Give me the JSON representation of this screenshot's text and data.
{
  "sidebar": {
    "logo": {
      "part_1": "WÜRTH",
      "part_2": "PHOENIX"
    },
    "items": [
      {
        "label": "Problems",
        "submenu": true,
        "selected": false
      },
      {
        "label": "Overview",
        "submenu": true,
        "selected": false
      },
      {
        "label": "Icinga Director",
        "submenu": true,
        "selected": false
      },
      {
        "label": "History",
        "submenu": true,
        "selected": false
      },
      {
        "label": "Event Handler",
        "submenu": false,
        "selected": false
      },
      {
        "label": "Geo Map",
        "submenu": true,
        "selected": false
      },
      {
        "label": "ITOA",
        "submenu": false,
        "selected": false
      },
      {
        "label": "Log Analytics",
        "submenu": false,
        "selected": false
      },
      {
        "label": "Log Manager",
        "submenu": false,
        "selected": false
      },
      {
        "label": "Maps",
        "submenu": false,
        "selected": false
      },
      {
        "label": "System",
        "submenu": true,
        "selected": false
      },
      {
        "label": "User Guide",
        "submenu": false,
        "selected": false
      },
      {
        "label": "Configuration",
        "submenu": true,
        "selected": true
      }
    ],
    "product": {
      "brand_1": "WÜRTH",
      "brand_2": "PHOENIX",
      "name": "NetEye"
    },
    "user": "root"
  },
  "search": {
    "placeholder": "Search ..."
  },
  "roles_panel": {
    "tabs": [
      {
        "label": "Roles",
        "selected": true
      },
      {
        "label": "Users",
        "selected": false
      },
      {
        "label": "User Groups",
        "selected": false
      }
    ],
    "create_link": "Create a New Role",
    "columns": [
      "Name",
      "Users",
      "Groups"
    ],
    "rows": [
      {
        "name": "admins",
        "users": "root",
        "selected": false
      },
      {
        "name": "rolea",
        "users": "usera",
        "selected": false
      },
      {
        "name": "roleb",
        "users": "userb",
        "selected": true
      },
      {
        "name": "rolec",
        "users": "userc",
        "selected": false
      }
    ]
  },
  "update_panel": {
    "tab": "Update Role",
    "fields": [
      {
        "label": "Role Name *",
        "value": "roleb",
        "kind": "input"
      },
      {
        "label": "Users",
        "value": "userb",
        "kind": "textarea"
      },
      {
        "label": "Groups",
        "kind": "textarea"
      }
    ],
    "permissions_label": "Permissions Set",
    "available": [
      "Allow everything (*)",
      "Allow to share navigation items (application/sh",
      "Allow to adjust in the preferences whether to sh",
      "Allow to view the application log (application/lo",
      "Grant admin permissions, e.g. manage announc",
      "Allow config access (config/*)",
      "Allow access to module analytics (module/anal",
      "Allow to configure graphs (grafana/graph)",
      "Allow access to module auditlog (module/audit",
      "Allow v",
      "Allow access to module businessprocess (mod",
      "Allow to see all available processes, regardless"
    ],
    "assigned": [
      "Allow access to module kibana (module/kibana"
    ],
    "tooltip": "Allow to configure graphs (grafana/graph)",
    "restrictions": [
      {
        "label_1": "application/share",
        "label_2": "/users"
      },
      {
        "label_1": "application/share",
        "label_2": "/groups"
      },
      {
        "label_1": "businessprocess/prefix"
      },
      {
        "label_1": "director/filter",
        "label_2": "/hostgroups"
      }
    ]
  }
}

→ **Task brief**:
Using the listing above, show every line that includes the string "businessprocess".

→ **Task result**:
      "Allow access to module businessprocess (mod",
        "label_1": "businessprocess/prefix"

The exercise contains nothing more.